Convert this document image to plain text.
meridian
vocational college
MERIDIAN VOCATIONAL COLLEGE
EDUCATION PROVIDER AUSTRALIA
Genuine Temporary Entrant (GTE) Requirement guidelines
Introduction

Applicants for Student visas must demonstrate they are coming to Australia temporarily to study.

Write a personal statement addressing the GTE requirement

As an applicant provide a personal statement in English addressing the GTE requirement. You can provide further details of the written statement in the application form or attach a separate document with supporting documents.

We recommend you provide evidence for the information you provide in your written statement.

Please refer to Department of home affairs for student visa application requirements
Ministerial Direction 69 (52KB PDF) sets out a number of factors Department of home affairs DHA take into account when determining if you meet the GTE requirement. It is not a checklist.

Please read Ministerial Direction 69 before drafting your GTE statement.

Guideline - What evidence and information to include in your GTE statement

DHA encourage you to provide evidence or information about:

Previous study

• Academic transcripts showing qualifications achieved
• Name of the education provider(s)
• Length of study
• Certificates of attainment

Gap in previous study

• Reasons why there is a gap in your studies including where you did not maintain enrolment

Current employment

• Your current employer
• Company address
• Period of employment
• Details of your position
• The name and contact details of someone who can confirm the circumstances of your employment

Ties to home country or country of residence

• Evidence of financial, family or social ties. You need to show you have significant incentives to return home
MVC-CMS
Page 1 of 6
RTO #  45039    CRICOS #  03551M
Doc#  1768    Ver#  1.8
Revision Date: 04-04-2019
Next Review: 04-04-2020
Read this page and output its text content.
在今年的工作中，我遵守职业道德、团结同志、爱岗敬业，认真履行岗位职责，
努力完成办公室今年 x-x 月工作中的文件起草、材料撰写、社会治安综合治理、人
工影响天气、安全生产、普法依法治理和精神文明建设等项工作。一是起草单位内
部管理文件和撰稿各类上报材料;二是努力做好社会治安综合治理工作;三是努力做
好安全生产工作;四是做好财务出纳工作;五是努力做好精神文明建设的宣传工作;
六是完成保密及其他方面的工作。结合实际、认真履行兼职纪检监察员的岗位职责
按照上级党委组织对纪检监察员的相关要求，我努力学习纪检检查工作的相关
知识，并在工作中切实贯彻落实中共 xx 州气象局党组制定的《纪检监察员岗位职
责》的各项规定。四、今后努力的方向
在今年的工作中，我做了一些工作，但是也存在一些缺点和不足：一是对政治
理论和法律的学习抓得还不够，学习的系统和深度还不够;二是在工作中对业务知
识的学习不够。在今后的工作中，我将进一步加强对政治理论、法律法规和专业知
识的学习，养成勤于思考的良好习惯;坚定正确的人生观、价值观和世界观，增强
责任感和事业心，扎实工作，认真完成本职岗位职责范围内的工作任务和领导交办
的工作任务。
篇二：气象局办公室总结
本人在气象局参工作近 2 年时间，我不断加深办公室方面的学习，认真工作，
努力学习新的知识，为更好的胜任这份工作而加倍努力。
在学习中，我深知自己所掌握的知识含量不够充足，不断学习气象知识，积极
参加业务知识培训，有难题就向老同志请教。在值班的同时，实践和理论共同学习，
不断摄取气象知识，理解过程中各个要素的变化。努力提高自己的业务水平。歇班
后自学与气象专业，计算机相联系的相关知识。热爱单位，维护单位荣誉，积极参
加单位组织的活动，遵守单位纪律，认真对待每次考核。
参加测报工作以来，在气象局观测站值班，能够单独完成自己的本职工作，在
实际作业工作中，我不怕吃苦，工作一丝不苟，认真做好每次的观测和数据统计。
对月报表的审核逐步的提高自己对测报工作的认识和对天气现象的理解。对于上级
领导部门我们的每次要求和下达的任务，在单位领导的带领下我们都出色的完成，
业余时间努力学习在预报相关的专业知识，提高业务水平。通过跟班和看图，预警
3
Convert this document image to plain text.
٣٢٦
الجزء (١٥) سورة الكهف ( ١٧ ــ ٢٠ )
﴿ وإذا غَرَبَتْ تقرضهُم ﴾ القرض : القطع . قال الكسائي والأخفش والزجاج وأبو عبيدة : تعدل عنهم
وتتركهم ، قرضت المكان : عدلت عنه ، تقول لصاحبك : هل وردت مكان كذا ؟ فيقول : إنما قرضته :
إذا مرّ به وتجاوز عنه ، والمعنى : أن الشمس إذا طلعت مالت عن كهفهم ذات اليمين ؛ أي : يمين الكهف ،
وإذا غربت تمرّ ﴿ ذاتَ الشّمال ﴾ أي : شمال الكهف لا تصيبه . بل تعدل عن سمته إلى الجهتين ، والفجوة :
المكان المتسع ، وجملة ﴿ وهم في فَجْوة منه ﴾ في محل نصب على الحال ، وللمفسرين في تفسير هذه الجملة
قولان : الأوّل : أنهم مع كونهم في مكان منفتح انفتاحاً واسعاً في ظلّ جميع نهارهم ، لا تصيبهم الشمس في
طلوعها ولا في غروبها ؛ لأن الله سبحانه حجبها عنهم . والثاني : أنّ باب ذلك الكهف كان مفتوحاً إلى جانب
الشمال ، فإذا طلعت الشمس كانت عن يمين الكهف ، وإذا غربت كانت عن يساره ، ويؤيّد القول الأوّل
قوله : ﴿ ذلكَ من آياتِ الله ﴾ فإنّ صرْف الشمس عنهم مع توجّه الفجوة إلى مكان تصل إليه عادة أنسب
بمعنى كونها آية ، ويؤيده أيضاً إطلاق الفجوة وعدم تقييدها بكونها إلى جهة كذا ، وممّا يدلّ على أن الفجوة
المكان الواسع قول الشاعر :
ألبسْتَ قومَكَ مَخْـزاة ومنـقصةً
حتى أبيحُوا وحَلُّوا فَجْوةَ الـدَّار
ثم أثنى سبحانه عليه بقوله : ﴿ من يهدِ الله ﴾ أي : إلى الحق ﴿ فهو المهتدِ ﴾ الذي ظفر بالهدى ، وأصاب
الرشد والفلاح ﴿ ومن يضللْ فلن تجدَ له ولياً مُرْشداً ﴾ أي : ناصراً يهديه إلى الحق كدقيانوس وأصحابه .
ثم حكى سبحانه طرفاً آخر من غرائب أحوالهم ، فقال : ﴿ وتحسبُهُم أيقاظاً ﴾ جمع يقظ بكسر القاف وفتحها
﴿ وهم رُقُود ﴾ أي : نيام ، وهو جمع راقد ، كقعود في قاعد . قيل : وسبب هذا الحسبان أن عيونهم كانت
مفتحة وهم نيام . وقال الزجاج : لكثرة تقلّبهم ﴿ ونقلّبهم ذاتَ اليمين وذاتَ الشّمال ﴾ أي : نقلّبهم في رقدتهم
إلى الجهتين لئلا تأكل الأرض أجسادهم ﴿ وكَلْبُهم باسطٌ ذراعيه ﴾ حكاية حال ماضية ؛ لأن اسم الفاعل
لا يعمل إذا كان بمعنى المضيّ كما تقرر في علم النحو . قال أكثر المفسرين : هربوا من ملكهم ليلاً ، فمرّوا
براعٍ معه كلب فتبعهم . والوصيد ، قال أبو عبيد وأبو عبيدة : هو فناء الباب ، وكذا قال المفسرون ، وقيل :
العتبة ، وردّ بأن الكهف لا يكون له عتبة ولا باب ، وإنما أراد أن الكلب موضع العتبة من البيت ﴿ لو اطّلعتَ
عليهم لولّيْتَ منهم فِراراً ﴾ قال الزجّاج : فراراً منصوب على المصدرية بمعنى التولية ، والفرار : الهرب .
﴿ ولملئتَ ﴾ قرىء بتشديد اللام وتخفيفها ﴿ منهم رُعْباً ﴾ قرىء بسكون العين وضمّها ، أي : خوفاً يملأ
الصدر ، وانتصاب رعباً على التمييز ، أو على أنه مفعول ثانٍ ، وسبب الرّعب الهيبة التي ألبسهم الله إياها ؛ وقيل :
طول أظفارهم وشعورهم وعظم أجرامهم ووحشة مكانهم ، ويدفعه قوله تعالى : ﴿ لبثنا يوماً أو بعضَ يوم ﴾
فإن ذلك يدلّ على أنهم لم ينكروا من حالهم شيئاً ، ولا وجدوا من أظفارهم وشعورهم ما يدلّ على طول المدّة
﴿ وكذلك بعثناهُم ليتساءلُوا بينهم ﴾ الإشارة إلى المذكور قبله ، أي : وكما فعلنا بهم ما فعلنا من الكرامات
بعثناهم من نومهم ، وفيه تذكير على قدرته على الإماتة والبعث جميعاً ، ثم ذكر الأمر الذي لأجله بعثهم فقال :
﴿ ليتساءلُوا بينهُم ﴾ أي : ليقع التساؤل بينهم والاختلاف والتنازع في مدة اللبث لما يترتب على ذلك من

_TASK BRIEF_
Among the lines of the material, find those that hold the word "بينهم" and copy them.

_FINAL RESULT_
﴿ وكذلك بعثناهُم ليتساءلُوا بينهم ﴾ الإشارة إلى المذكور قبله ، أي : وكما فعلنا بهم ما فعلنا من الكرامات
﴿ ليتساءلُوا بينهُم ﴾ أي : ليقع التساؤل بينهم والاختلاف والتنازع في مدة اللبث لما يترتب على ذلك من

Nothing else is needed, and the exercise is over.